● Task brief
Set down all of the data exactly as it appears.

--- --- ---

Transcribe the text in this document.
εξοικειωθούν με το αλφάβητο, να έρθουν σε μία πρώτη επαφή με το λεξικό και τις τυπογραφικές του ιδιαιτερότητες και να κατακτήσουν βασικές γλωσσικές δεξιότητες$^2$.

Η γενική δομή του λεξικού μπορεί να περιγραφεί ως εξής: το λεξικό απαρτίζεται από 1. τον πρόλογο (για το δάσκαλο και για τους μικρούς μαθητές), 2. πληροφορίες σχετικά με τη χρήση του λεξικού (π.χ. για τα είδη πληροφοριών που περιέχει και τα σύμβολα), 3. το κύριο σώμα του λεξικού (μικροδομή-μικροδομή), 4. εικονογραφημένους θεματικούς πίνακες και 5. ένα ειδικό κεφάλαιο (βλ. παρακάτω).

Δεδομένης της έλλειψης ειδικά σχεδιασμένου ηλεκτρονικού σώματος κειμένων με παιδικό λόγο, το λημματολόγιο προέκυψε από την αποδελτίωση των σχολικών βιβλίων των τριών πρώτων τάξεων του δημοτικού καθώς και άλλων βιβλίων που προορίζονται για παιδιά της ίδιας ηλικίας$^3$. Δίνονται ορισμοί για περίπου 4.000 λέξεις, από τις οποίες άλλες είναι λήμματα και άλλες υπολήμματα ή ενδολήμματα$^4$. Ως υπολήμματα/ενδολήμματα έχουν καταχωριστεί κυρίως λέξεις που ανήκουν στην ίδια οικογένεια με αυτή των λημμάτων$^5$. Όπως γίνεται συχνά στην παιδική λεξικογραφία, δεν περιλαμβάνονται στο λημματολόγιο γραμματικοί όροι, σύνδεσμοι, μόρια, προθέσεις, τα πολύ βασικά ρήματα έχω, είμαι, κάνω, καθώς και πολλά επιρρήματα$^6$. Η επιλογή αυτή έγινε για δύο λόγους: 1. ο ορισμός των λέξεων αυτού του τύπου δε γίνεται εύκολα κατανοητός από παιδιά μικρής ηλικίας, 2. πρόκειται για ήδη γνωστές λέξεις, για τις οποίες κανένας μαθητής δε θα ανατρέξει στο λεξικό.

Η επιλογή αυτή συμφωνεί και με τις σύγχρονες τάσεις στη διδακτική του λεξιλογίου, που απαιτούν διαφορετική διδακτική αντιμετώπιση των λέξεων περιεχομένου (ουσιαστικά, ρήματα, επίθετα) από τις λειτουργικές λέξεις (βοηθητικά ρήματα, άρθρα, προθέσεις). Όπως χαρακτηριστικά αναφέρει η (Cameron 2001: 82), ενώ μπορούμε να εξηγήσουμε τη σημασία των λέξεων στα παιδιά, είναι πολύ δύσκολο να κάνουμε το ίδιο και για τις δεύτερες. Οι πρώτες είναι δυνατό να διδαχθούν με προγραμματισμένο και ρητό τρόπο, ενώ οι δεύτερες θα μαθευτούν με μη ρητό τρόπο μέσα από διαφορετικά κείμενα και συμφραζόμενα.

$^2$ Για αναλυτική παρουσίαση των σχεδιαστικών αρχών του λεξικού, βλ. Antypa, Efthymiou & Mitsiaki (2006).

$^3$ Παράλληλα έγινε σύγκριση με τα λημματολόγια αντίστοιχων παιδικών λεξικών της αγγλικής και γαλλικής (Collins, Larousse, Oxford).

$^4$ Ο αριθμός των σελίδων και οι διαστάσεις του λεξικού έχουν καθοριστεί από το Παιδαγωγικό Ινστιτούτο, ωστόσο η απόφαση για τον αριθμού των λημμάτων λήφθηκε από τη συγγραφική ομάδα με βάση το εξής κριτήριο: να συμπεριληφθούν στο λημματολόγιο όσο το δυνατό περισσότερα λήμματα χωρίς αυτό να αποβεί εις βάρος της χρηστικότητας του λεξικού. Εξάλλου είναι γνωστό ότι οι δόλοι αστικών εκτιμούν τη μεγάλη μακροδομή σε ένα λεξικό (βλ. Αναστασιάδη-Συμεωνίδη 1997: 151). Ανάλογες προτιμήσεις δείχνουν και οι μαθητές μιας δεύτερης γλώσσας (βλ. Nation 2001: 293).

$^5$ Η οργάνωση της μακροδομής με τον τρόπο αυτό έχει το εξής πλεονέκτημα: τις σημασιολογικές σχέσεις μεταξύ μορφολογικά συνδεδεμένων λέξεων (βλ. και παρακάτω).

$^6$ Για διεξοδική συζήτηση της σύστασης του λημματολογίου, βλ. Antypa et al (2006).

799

--- --- ---

● Answer to the exercise
Transcribe the text in this document.
εξοικειωθούν με το αλφάβητο, να έρθουν σε μία πρώτη επαφή με το λεξικό και τις τυπογραφικές του ιδιαιτερότητες και να κατακτήσουν βασικές γλωσσικές δεξιότητες$^2$.

Η γενική δομή του λεξικού μπορεί να περιγραφεί ως εξής: το λεξικό απαρτίζεται από 1. τον πρόλογο (για το δάσκαλο και για τους μικρούς μαθητές), 2. πληροφορίες σχετικά με τη χρήση του λεξικού (π.χ. για τα είδη πληροφοριών που περιέχει και τα σύμβολα), 3. το κύριο σώμα του λεξικού (μικροδομή-μικροδομή), 4. εικονογραφημένους θεματικούς πίνακες και 5. ένα ειδικό κεφάλαιο (βλ. παρακάτω).

Δεδομένης της έλλειψης ειδικά σχεδιασμένου ηλεκτρονικού σώματος κειμένων με παιδικό λόγο, το λημματολόγιο προέκυψε από την αποδελτίωση των σχολικών βιβλίων των τριών πρώτων τάξεων του δημοτικού καθώς και άλλων βιβλίων που προορίζονται για παιδιά της ίδιας ηλικίας$^3$. Δίνονται ορισμοί για περίπου 4.000 λέξεις, από τις οποίες άλλες είναι λήμματα και άλλες υπολήμματα ή ενδολήμματα$^4$. Ως υπολήμματα/ενδολήμματα έχουν καταχωριστεί κυρίως λέξεις που ανήκουν στην ίδια οικογένεια με αυτή των λημμάτων$^5$. Όπως γίνεται συχνά στην παιδική λεξικογραφία, δεν περιλαμβάνονται στο λημματολόγιο γραμματικοί όροι, σύνδεσμοι, μόρια, προθέσεις, τα πολύ βασικά ρήματα έχω, είμαι, κάνω, καθώς και πολλά επιρρήματα$^6$. Η επιλογή αυτή έγινε για δύο λόγους: 1. ο ορισμός των λέξεων αυτού του τύπου δε γίνεται εύκολα κατανοητός από παιδιά μικρής ηλικίας, 2. πρόκειται για ήδη γνωστές λέξεις, για τις οποίες κανένας μαθητής δε θα ανατρέξει στο λεξικό.

Η επιλογή αυτή συμφωνεί και με τις σύγχρονες τάσεις στη διδακτική του λεξιλογίου, που απαιτούν διαφορετική διδακτική αντιμετώπιση των λέξεων περιεχομένου (ουσιαστικά, ρήματα, επίθετα) από τις λειτουργικές λέξεις (βοηθητικά ρήματα, άρθρα, προθέσεις). Όπως χαρακτηριστικά αναφέρει η (Cameron 2001: 82), ενώ μπορούμε να εξηγήσουμε τη σημασία των λέξεων στα παιδιά, είναι πολύ δύσκολο να κάνουμε το ίδιο και για τις δεύτερες. Οι πρώτες είναι δυνατό να διδαχθούν με προγραμματισμένο και ρητό τρόπο, ενώ οι δεύτερες θα μαθευτούν με μη ρητό τρόπο μέσα από διαφορετικά κείμενα και συμφραζόμενα.

$^2$ Για αναλυτική παρουσίαση των σχεδιαστικών αρχών του λεξικού, βλ. Antypa, Efthymiou & Mitsiaki (2006).

$^3$ Παράλληλα έγινε σύγκριση με τα λημματολόγια αντίστοιχων παιδικών λεξικών της αγγλικής και γαλλικής (Collins, Larousse, Oxford).

$^4$ Ο αριθμός των σελίδων και οι διαστάσεις του λεξικού έχουν καθοριστεί από το Παιδαγωγικό Ινστιτούτο, ωστόσο η απόφαση για τον αριθμού των λημμάτων λήφθηκε από τη συγγραφική ομάδα με βάση το εξής κριτήριο: να συμπεριληφθούν στο λημματολόγιο όσο το δυνατό περισσότερα λήμματα χωρίς αυτό να αποβεί εις βάρος της χρηστικότητας του λεξικού. Εξάλλου είναι γνωστό ότι οι δόλοι αστικών εκτιμούν τη μεγάλη μακροδομή σε ένα λεξικό (βλ. Αναστασιάδη-Συμεωνίδη 1997: 151). Ανάλογες προτιμήσεις δείχνουν και οι μαθητές μιας δεύτερης γλώσσας (βλ. Nation 2001: 293).

$^5$ Η οργάνωση της μακροδομής με τον τρόπο αυτό έχει το εξής πλεονέκτημα: τις σημασιολογικές σχέσεις μεταξύ μορφολογικά συνδεδεμένων λέξεων (βλ. και παρακάτω).

$^6$ Για διεξοδική συζήτηση της σύστασης του λημματολογίου, βλ. Antypa et al (2006).

799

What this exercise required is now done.